_Exercise aim:_ Every record should be repeated exactly, except that pictures are left out.

_Provided data:_
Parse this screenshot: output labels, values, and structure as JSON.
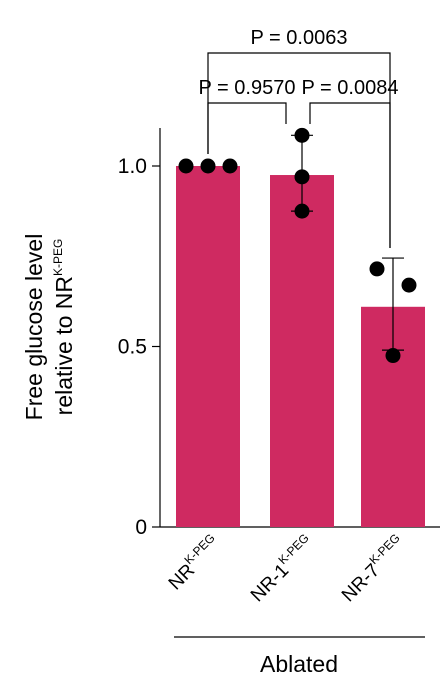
{
  "chart_data": {
    "type": "bar",
    "categories": [
      {
        "base": "NR",
        "sup": "K-PEG"
      },
      {
        "base": "NR-1",
        "sup": "K-PEG"
      },
      {
        "base": "NR-7",
        "sup": "K-PEG"
      }
    ],
    "values": [
      1.0,
      0.975,
      0.61
    ],
    "error": [
      {
        "low": 1.0,
        "high": 1.0
      },
      {
        "low": 0.875,
        "high": 1.085
      },
      {
        "low": 0.49,
        "high": 0.745
      }
    ],
    "points": [
      [
        1.0,
        1.0,
        1.0
      ],
      [
        1.085,
        0.97,
        0.875
      ],
      [
        0.715,
        0.67,
        0.475
      ]
    ],
    "ylim": [
      0,
      1.0
    ],
    "yticks": [
      "0",
      "0.5",
      "1.0"
    ],
    "ylabel_line1": "Free glucose level",
    "ylabel_line2": "relative to NR",
    "ylabel_sup": "K-PEG",
    "group_label": "Ablated",
    "comparisons": [
      {
        "from": 0,
        "to": 1,
        "label": "P = 0.9570"
      },
      {
        "from": 1,
        "to": 2,
        "label": "P = 0.0084"
      },
      {
        "from": 0,
        "to": 2,
        "label": "P = 0.0063"
      }
    ],
    "colors": {
      "bar": "#cf2a61",
      "point": "#000000"
    },
    "grid": false,
    "legend": "none"
  }
}
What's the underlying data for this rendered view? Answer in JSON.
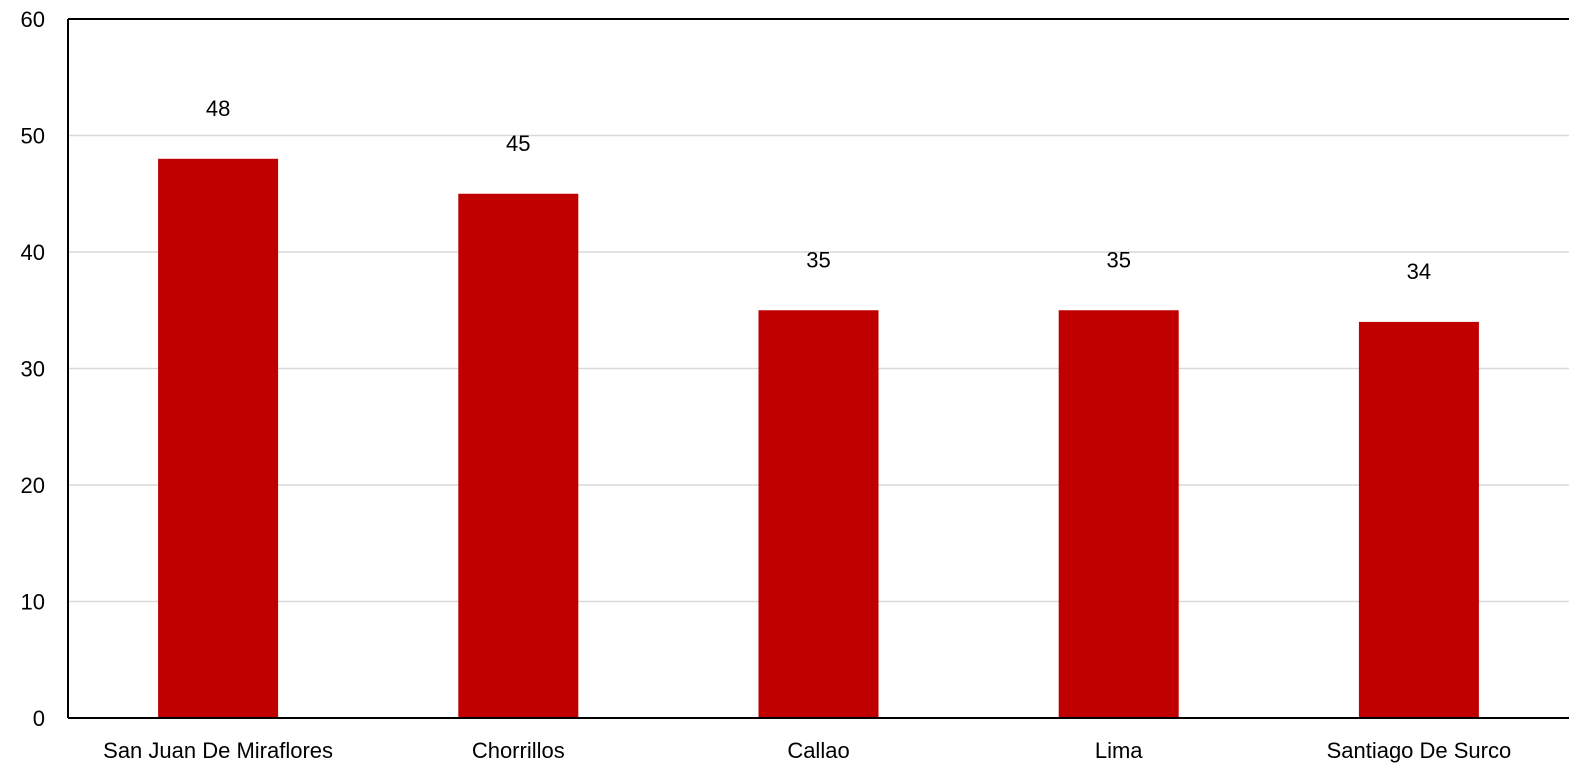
{
  "chart_data": {
    "type": "bar",
    "categories": [
      "San Juan De Miraflores",
      "Chorrillos",
      "Callao",
      "Lima",
      "Santiago De Surco"
    ],
    "values": [
      48,
      45,
      35,
      35,
      34
    ],
    "data_labels": [
      "48",
      "45",
      "35",
      "35",
      "34"
    ],
    "title": "",
    "xlabel": "",
    "ylabel": "",
    "ylim": [
      0,
      60
    ],
    "yticks": [
      0,
      10,
      20,
      30,
      40,
      50,
      60
    ],
    "ytick_labels": [
      "0",
      "10",
      "20",
      "30",
      "40",
      "50",
      "60"
    ],
    "grid": true,
    "legend": "none",
    "bar_color": "#c00000"
  }
}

_Finished answer:_
Parse this screenshot: output labels, values, and structure as JSON.
{
  "chart_data": {
    "type": "bar",
    "categories": [
      {
        "base": "NR",
        "sup": "K-PEG"
      },
      {
        "base": "NR-1",
        "sup": "K-PEG"
      },
      {
        "base": "NR-7",
        "sup": "K-PEG"
      }
    ],
    "values": [
      1.0,
      0.975,
      0.61
    ],
    "error": [
      {
        "low": 1.0,
        "high": 1.0
      },
      {
        "low": 0.875,
        "high": 1.085
      },
      {
        "low": 0.49,
        "high": 0.745
      }
    ],
    "points": [
      [
        1.0,
        1.0,
        1.0
      ],
      [
        1.085,
        0.97,
        0.875
      ],
      [
        0.715,
        0.67,
        0.475
      ]
    ],
    "ylim": [
      0,
      1.0
    ],
    "yticks": [
      "0",
      "0.5",
      "1.0"
    ],
    "ylabel_line1": "Free glucose level",
    "ylabel_line2": "relative to NR",
    "ylabel_sup": "K-PEG",
    "group_label": "Ablated",
    "comparisons": [
      {
        "from": 0,
        "to": 1,
        "label": "P = 0.9570"
      },
      {
        "from": 1,
        "to": 2,
        "label": "P = 0.0084"
      },
      {
        "from": 0,
        "to": 2,
        "label": "P = 0.0063"
      }
    ],
    "colors": {
      "bar": "#cf2a61",
      "point": "#000000"
    },
    "grid": false,
    "legend": "none"
  }
}
What's the underlying data for this rendered view? Answer in JSON.
{
  "chart_data": {
    "type": "bar",
    "categories": [
      "San Juan De Miraflores",
      "Chorrillos",
      "Callao",
      "Lima",
      "Santiago De Surco"
    ],
    "values": [
      48,
      45,
      35,
      35,
      34
    ],
    "data_labels": [
      "48",
      "45",
      "35",
      "35",
      "34"
    ],
    "title": "",
    "xlabel": "",
    "ylabel": "",
    "ylim": [
      0,
      60
    ],
    "yticks": [
      0,
      10,
      20,
      30,
      40,
      50,
      60
    ],
    "ytick_labels": [
      "0",
      "10",
      "20",
      "30",
      "40",
      "50",
      "60"
    ],
    "grid": true,
    "legend": "none",
    "bar_color": "#c00000"
  }
}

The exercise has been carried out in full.